▶ Provided data
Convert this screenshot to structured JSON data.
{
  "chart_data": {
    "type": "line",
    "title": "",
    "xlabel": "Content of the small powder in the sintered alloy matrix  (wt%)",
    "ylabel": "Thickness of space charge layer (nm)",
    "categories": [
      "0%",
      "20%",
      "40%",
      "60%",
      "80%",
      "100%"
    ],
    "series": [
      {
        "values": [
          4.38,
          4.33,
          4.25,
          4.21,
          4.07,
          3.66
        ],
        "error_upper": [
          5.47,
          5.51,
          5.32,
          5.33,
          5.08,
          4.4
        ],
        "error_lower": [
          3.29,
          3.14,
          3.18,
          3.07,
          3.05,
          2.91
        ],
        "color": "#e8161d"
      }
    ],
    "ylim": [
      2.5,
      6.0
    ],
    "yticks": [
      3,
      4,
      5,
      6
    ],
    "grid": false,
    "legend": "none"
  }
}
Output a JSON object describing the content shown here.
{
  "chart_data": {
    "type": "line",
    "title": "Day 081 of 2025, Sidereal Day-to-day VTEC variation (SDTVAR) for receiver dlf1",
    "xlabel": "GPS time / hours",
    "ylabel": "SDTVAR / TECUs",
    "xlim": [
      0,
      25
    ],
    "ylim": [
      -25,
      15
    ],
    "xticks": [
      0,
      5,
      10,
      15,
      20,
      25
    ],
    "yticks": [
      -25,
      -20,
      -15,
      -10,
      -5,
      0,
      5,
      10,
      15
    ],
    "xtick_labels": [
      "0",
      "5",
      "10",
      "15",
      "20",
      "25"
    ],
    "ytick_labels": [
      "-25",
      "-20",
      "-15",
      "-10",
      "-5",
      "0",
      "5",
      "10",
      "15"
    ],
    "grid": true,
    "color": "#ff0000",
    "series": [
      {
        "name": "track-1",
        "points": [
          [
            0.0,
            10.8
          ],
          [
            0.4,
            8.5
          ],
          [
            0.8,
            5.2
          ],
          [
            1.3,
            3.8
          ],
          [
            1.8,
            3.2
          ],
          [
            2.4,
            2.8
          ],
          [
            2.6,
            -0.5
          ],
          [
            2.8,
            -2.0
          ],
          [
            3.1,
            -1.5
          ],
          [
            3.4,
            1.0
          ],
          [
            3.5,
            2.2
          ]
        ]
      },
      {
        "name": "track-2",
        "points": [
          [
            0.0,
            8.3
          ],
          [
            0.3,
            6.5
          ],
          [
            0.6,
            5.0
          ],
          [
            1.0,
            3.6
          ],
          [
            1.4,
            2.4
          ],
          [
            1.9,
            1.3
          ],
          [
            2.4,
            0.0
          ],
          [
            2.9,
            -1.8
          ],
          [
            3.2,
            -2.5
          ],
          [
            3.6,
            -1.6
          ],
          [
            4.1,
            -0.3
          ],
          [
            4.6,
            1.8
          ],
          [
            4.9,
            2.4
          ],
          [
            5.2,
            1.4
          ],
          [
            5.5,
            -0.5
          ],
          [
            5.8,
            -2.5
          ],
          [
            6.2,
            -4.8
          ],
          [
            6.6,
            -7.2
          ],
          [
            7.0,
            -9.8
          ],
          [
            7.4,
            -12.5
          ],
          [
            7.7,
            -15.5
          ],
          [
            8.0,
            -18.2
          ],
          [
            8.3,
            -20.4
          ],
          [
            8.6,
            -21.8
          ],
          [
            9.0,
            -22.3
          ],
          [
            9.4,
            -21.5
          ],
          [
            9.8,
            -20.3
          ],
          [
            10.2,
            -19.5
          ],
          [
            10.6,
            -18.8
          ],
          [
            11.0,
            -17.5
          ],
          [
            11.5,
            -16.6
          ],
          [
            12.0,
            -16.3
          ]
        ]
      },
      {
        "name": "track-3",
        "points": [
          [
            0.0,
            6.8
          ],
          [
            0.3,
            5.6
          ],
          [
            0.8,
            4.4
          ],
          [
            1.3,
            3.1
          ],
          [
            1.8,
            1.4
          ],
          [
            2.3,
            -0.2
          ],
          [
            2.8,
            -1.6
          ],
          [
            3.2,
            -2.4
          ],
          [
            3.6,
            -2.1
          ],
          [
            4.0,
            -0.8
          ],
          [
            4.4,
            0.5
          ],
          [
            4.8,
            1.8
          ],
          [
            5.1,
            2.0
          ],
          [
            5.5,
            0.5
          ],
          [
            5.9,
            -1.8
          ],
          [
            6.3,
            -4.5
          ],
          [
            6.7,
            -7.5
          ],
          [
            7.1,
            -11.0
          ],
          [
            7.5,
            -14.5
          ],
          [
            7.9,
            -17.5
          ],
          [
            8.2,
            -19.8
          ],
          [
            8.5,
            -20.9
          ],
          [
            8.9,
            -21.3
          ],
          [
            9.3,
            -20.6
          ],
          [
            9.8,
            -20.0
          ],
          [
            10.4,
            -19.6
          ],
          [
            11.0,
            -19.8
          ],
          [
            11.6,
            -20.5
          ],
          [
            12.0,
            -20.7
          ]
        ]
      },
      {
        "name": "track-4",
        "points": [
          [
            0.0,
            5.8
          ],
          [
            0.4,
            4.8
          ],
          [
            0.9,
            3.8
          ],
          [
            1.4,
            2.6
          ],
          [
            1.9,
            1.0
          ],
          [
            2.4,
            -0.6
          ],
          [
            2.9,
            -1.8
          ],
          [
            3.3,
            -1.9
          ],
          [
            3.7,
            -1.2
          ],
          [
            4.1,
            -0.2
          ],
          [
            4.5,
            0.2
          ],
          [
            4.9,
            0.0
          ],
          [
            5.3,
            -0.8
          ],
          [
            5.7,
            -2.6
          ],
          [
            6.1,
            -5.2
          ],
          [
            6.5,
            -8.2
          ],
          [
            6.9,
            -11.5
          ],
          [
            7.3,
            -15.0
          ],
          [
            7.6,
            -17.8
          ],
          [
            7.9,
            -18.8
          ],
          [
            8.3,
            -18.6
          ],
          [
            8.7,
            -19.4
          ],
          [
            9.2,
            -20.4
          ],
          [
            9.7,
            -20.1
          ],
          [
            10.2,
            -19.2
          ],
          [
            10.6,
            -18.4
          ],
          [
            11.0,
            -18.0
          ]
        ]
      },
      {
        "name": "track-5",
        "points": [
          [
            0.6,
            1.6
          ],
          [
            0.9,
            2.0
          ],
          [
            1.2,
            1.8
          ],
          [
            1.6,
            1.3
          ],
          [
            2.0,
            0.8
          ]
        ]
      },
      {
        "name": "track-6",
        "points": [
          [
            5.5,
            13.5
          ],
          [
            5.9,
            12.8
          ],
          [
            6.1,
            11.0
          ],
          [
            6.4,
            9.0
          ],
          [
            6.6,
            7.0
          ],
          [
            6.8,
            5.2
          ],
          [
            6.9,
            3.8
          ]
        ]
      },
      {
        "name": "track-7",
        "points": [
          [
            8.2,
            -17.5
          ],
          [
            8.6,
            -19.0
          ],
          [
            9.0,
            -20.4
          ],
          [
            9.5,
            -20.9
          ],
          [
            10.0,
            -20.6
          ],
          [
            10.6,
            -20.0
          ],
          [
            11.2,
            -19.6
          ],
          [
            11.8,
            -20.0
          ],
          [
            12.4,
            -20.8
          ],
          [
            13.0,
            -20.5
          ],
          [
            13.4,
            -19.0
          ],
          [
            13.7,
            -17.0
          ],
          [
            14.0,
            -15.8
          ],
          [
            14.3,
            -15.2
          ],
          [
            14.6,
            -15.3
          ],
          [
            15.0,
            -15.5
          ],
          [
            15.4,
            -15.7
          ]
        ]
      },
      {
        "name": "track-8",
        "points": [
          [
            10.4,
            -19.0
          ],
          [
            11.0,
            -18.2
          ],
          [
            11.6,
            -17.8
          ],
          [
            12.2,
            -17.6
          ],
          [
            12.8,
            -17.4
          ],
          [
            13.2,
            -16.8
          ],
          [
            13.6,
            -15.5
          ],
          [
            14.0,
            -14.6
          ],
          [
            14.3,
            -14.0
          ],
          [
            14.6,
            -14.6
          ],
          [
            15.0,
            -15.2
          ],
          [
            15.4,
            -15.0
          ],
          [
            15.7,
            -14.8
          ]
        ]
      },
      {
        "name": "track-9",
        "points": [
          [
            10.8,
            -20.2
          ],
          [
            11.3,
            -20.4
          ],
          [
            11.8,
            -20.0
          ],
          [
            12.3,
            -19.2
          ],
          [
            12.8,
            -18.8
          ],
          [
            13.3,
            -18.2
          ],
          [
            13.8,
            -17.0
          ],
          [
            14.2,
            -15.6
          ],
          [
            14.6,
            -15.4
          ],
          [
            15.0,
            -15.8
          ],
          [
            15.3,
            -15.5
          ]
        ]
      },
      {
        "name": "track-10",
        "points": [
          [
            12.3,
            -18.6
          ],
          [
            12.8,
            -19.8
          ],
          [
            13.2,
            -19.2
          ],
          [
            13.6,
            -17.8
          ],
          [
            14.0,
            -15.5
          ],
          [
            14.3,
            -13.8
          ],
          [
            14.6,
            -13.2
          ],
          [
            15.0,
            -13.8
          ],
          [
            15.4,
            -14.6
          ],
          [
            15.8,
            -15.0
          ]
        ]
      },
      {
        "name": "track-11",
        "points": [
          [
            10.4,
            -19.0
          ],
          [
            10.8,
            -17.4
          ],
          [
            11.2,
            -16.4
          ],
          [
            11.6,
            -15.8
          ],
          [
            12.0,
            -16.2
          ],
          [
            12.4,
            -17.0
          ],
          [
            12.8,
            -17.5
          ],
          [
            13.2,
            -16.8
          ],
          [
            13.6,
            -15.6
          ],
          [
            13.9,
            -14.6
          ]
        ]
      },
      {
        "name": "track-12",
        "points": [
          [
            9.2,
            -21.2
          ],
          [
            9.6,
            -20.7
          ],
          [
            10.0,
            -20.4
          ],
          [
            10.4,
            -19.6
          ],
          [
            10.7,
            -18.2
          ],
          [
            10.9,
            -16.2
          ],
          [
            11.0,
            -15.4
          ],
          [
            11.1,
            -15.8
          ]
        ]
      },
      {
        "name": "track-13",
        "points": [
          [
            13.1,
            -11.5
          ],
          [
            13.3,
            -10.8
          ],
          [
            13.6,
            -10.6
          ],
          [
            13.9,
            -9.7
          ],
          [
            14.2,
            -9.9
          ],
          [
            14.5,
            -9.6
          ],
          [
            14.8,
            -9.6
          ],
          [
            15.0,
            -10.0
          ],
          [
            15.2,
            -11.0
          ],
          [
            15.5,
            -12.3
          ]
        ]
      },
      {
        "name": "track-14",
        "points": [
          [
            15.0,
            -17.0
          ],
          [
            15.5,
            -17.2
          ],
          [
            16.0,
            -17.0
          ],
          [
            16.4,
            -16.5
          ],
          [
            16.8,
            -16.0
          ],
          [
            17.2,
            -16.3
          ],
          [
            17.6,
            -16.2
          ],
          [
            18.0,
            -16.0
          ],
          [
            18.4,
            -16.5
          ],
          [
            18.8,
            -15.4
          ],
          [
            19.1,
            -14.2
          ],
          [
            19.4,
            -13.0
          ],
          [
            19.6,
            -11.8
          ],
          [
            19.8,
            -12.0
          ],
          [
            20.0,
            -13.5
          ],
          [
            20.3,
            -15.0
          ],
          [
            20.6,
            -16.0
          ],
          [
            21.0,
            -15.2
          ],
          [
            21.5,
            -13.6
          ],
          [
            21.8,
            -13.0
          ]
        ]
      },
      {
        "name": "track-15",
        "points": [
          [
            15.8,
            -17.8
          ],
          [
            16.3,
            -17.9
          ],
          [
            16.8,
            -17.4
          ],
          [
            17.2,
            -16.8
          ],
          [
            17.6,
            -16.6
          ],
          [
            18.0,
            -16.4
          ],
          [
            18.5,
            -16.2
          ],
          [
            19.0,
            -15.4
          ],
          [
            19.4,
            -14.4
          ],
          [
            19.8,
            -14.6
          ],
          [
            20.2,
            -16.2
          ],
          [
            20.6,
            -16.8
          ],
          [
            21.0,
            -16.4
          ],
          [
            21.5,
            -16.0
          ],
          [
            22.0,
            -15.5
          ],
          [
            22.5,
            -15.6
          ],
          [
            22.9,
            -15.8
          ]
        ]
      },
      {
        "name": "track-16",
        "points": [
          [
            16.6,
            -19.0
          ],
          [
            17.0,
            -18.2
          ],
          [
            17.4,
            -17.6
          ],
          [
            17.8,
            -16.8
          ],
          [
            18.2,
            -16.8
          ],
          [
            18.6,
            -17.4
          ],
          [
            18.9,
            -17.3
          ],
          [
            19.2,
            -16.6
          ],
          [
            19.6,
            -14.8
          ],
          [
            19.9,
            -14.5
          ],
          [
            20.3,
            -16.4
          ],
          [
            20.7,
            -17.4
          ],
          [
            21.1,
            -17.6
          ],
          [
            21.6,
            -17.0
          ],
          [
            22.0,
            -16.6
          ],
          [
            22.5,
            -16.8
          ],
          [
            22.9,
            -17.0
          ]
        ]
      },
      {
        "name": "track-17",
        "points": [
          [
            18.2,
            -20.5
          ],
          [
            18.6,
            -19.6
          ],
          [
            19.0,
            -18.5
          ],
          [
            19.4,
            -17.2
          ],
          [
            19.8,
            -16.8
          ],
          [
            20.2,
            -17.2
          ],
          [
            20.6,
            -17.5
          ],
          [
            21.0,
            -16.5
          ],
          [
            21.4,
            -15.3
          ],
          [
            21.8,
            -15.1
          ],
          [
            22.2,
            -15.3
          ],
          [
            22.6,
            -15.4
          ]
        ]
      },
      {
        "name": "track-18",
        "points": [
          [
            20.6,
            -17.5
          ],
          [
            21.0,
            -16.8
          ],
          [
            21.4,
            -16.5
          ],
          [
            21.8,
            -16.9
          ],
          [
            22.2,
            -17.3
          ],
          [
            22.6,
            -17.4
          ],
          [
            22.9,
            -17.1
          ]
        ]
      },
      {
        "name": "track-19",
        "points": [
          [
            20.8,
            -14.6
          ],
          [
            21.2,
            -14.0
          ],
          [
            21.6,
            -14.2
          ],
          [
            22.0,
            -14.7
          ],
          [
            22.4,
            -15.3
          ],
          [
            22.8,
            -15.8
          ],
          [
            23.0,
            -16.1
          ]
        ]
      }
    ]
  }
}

▶ Given task
Going through the lines above one by one, tally those with the word "SDTVAR" and give only the total.

▶ Exercise result
2